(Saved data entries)
** start **

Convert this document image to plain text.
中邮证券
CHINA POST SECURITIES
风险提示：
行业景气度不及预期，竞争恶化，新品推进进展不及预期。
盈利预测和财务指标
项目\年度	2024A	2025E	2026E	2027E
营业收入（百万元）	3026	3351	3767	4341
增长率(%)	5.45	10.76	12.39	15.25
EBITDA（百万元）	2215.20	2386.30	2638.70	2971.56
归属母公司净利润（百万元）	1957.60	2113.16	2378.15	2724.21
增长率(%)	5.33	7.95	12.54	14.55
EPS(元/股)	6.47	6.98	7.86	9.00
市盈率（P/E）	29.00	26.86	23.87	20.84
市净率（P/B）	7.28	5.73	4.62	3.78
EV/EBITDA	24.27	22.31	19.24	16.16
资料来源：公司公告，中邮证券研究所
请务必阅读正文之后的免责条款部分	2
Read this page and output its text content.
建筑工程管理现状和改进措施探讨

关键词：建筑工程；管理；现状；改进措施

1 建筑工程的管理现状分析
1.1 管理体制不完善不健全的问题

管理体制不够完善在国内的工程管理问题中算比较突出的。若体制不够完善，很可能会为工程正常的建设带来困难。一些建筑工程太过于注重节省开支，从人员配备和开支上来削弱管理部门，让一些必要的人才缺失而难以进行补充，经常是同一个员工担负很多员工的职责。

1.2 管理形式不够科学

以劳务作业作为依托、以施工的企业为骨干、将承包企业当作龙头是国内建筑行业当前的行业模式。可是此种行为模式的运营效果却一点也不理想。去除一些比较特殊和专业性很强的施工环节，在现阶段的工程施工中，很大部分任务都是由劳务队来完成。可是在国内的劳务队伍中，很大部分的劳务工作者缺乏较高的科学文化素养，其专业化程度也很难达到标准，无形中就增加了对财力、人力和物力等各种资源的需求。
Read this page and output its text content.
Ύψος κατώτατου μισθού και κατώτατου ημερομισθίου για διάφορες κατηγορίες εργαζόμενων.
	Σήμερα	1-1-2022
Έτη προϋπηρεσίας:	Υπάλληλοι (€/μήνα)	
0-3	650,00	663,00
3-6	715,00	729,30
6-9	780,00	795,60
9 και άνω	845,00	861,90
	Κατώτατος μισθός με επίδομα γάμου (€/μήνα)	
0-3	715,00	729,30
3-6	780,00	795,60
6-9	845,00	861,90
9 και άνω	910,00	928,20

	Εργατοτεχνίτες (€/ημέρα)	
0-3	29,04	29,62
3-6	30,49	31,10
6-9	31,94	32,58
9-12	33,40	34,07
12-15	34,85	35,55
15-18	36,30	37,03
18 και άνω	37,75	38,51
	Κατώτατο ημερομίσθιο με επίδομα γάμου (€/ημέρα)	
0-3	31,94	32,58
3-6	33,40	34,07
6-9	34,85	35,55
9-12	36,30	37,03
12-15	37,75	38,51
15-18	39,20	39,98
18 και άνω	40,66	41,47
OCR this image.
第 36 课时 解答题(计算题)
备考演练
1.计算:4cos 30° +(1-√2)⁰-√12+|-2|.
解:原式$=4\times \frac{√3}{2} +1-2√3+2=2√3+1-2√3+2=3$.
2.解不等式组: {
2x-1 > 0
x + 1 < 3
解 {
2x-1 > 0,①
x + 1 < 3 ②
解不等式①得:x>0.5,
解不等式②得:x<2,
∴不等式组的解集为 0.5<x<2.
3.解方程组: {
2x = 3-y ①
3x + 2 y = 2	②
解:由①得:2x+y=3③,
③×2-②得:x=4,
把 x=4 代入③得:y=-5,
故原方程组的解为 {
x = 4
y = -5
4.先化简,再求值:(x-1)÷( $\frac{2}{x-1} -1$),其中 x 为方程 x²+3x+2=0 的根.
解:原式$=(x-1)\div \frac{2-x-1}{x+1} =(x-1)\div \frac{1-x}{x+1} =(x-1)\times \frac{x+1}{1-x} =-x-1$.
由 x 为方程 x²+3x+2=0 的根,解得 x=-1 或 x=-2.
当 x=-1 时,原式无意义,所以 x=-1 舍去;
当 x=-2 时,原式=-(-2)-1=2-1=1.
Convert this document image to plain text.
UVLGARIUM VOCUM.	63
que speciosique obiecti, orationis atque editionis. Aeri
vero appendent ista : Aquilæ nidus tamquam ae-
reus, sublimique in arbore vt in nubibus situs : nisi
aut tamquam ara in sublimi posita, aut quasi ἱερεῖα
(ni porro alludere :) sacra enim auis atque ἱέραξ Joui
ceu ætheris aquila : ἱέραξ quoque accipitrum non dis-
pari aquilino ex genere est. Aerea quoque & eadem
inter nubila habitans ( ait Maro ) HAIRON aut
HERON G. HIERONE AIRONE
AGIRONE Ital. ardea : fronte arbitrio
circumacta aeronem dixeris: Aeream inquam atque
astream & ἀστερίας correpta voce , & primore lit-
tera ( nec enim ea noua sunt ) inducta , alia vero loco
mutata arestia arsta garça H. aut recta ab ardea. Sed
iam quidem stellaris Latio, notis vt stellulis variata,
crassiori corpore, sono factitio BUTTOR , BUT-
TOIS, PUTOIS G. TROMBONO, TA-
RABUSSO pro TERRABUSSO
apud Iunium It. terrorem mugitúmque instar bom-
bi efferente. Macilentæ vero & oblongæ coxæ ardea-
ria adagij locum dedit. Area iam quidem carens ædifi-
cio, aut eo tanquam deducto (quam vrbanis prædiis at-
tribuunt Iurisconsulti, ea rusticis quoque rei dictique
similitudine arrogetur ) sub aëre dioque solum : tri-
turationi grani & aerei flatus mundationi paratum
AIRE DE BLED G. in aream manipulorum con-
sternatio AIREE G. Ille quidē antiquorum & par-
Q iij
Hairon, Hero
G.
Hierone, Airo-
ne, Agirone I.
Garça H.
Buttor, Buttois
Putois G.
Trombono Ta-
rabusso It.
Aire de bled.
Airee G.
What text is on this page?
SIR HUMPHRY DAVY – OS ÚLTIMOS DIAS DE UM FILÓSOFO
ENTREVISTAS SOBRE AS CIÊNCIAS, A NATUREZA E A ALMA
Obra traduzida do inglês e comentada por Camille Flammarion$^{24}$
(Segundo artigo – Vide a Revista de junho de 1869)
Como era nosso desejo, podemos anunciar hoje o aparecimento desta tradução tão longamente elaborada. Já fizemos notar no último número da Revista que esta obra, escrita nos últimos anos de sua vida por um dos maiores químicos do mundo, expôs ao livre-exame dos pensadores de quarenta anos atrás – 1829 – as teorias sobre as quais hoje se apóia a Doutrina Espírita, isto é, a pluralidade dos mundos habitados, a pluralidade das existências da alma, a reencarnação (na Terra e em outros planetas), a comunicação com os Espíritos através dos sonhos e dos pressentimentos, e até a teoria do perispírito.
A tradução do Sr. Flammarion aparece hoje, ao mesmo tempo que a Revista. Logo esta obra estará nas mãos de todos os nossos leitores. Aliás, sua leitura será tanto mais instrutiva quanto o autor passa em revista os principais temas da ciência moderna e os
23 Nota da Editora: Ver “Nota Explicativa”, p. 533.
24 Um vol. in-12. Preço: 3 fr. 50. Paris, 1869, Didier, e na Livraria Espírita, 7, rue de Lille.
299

** end **

◆ **Work to do**
Look through the data and gather every line with the string "Flammarion" in it.

◆ **Exercise answer**
Obra traduzida do inglês e comentada por Camille Flammarion$^{24}$
A tradução do Sr. Flammarion aparece hoje, ao mesmo tempo que a Revista. Logo esta obra estará nas mãos de todos os nossos leitores. Aliás, sua leitura será tanto mais instrutiva quanto o autor passa em revista os principais temas da ciência moderna e os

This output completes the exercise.